* Problem details
Scan the material that follows. Copy every line containing the word "Catholic".

* Given information
>>

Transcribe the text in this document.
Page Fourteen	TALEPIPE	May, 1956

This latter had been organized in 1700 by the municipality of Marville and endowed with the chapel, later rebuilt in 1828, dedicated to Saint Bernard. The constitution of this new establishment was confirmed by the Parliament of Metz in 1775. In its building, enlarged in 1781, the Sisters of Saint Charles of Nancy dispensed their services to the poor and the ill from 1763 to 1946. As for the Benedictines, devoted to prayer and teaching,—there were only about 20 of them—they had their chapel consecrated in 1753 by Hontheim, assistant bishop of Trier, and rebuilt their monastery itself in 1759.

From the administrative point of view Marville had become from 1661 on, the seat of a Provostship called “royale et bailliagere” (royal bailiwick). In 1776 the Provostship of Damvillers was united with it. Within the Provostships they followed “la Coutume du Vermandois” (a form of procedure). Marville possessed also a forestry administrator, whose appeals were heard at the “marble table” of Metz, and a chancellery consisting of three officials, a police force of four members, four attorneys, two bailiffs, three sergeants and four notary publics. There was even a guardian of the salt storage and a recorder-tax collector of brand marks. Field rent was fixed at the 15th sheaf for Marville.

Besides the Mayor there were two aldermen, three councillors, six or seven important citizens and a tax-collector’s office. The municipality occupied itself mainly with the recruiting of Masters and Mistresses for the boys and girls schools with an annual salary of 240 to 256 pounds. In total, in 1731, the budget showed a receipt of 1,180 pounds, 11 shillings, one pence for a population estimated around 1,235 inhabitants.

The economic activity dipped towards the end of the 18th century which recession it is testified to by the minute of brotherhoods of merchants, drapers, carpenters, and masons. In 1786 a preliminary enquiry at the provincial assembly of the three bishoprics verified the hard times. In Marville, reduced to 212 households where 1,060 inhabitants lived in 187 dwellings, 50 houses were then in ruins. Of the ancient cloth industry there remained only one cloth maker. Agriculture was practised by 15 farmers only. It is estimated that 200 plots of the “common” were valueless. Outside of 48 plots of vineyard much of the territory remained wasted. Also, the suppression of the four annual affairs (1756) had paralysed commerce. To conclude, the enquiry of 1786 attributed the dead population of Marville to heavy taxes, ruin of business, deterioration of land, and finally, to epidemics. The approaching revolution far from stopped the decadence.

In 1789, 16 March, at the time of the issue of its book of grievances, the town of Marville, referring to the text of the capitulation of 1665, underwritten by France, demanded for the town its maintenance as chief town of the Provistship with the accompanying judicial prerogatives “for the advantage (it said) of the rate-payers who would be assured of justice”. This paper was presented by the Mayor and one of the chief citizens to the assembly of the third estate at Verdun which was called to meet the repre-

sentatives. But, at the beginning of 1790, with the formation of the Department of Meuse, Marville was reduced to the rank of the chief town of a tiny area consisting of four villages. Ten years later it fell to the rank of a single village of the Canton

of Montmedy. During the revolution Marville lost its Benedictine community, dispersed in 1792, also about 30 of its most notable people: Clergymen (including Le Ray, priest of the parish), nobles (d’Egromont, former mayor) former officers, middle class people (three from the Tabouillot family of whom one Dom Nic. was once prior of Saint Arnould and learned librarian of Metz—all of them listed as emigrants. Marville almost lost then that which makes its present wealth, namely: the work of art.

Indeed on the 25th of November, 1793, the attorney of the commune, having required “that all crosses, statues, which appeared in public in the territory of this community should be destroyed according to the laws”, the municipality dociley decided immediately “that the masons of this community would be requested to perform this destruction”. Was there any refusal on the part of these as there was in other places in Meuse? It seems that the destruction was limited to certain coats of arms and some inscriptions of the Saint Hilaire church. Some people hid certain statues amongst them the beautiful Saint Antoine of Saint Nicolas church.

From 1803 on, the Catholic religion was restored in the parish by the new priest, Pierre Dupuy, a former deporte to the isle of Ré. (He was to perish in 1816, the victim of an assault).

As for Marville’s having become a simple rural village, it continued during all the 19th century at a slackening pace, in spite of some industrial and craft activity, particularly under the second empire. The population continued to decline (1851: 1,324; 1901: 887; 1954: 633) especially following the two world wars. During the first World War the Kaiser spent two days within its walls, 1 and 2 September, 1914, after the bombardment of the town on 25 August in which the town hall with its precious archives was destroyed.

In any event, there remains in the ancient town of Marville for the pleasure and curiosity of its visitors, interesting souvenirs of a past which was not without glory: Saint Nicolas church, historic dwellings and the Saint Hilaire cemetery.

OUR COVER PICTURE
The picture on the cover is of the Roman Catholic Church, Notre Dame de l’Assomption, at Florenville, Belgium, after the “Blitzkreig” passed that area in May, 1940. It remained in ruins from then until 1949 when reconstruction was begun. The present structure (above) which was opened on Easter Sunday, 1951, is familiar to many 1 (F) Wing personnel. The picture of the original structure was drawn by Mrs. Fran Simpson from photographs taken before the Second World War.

<<
>>

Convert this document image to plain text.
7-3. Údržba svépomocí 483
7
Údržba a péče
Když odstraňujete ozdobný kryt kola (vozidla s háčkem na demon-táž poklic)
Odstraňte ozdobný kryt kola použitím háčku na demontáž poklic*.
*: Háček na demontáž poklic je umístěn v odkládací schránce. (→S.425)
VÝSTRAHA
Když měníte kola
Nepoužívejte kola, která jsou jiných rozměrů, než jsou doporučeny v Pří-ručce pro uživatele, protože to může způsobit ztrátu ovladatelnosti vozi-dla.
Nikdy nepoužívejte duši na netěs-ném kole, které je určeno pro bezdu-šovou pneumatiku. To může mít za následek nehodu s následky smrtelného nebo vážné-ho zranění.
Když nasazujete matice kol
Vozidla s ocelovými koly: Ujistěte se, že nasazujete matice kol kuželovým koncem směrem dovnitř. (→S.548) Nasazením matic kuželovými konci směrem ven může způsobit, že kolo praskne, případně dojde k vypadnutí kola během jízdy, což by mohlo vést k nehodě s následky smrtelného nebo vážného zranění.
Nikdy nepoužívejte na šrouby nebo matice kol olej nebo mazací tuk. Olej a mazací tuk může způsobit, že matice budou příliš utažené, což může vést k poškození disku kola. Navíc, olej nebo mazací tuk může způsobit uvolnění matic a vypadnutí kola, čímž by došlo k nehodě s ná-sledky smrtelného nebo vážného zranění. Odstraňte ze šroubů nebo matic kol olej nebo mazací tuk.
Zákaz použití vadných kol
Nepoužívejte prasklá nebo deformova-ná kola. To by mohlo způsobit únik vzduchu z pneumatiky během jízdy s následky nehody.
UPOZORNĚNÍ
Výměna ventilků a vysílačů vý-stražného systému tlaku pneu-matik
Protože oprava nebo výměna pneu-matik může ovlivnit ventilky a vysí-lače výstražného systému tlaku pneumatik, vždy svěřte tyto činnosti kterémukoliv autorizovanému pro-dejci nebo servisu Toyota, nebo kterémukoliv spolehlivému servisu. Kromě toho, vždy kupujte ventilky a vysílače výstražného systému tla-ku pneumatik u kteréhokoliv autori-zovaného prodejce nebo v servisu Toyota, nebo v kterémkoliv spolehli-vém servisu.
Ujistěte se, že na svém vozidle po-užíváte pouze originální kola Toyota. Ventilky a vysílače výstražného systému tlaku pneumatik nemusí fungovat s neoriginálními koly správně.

<<
>>

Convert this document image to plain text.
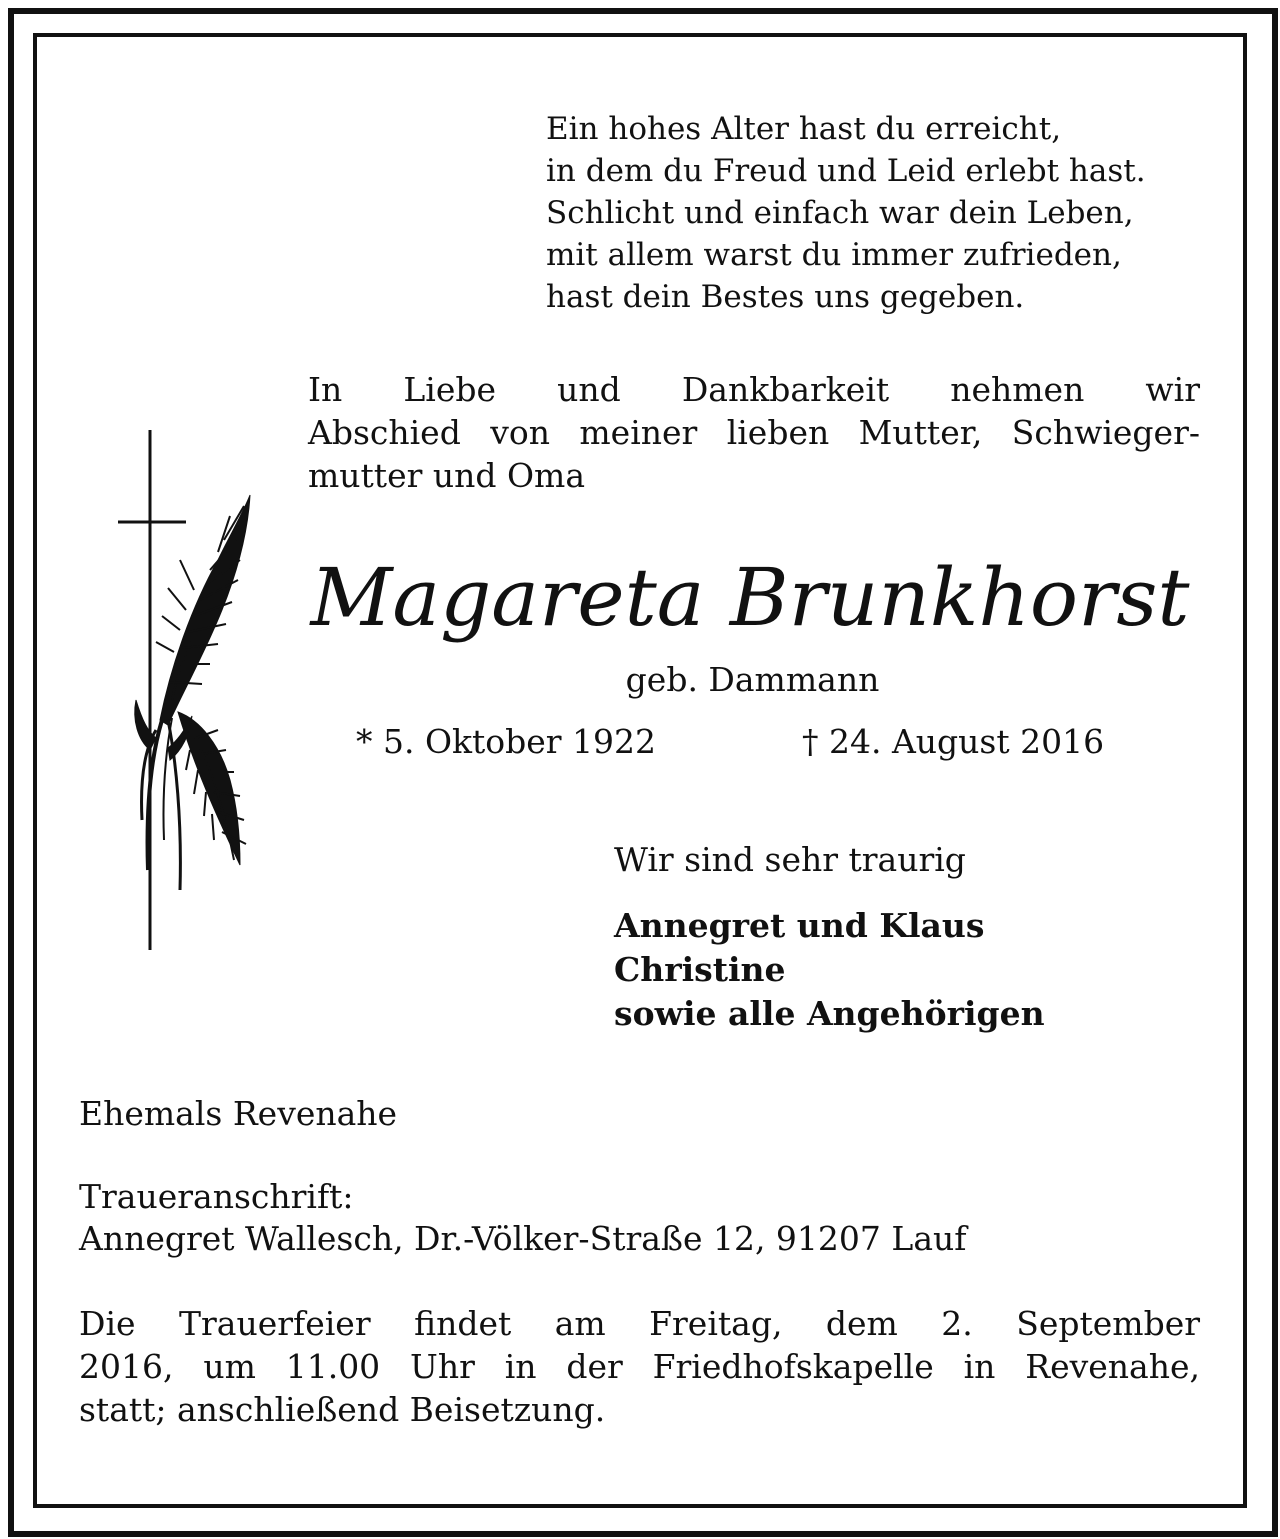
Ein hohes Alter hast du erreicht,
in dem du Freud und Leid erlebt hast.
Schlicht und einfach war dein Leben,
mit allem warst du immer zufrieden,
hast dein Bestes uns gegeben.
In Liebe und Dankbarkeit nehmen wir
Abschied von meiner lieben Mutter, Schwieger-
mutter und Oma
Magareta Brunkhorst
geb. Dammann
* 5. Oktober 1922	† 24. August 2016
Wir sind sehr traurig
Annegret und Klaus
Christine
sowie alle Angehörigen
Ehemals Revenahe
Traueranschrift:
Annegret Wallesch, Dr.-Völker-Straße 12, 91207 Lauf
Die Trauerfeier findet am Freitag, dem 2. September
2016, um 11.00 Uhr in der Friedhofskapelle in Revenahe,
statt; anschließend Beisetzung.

<<

* Answer for the task
From 1803 on, the Catholic religion was restored in the parish by the new priest, Pierre Dupuy, a former deporte to the isle of Ré. (He was to perish in 1816, the victim of an assault).
The picture on the cover is of the Roman Catholic Church, Notre Dame de l’Assomption, at Florenville, Belgium, after the “Blitzkreig” passed that area in May, 1940. It remained in ruins from then until 1949 when reconstruction was begun. The present structure (above) which was opened on Easter Sunday, 1951, is familiar to many 1 (F) Wing personnel. The picture of the original structure was drawn by Mrs. Fran Simpson from photographs taken before the Second World War.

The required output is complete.